Task goal:
Track down each line that has the word "Crafting" and copy it.

Records to process:

+-------+

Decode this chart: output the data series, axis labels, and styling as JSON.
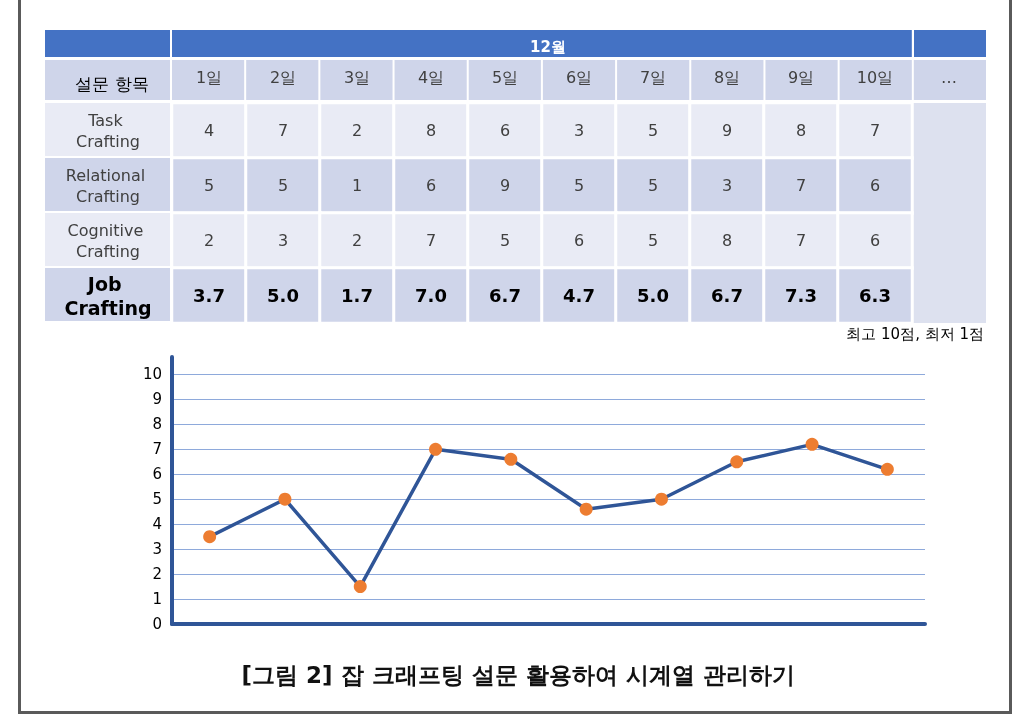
{
  "chart_data": [
    {
      "type": "heatmap",
      "title": "12월",
      "ylabel": "설문 항목",
      "categories": [
        "1일",
        "2일",
        "3일",
        "4일",
        "5일",
        "6일",
        "7일",
        "8일",
        "9일",
        "10일",
        "…"
      ],
      "y_categories": [
        "Task Crafting",
        "Relational Crafting",
        "Cognitive Crafting",
        "Job Crafting"
      ],
      "cells": [
        [
          4,
          7,
          2,
          8,
          6,
          3,
          5,
          9,
          8,
          7,
          null
        ],
        [
          5,
          5,
          1,
          6,
          9,
          5,
          5,
          3,
          7,
          6,
          null
        ],
        [
          2,
          3,
          2,
          7,
          5,
          6,
          5,
          8,
          7,
          6,
          null
        ],
        [
          3.7,
          5.0,
          1.7,
          7.0,
          6.7,
          4.7,
          5.0,
          6.7,
          7.3,
          6.3,
          null
        ]
      ],
      "cell_labels": [
        [
          "4",
          "7",
          "2",
          "8",
          "6",
          "3",
          "5",
          "9",
          "8",
          "7",
          null
        ],
        [
          "5",
          "5",
          "1",
          "6",
          "9",
          "5",
          "5",
          "3",
          "7",
          "6",
          null
        ],
        [
          "2",
          "3",
          "2",
          "7",
          "5",
          "6",
          "5",
          "8",
          "7",
          "6",
          null
        ],
        [
          "3.7",
          "5.0",
          "1.7",
          "7.0",
          "6.7",
          "4.7",
          "5.0",
          "6.7",
          "7.3",
          "6.3",
          null
        ]
      ],
      "annotations": [
        "최고 10점, 최저 1점"
      ]
    },
    {
      "type": "line",
      "title": "[그림 2] 잡 크래프팅 설문 활용하여 시계열 관리하기",
      "categories": [
        null,
        null,
        null,
        null,
        null,
        null,
        null,
        null,
        null,
        null
      ],
      "series": [
        {
          "color": "#2f5597",
          "colors": [
            "#ed7d31",
            "#ed7d31",
            "#ed7d31",
            "#ed7d31",
            "#ed7d31",
            "#ed7d31",
            "#ed7d31",
            "#ed7d31",
            "#ed7d31",
            "#ed7d31"
          ],
          "values": [
            3.5,
            5.0,
            1.5,
            7.0,
            6.6,
            4.6,
            5.0,
            6.5,
            7.2,
            6.2
          ]
        }
      ],
      "ylim": [
        0,
        10.7
      ],
      "yticks": [
        0,
        1,
        2,
        3,
        4,
        5,
        6,
        7,
        8,
        9,
        10
      ],
      "grid": "y",
      "marker": "circle",
      "tick_labels": "y"
    }
  ]
}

+-------+

Task answer:
        "Task Crafting",
        "Relational Crafting",
        "Cognitive Crafting",
        "Job Crafting"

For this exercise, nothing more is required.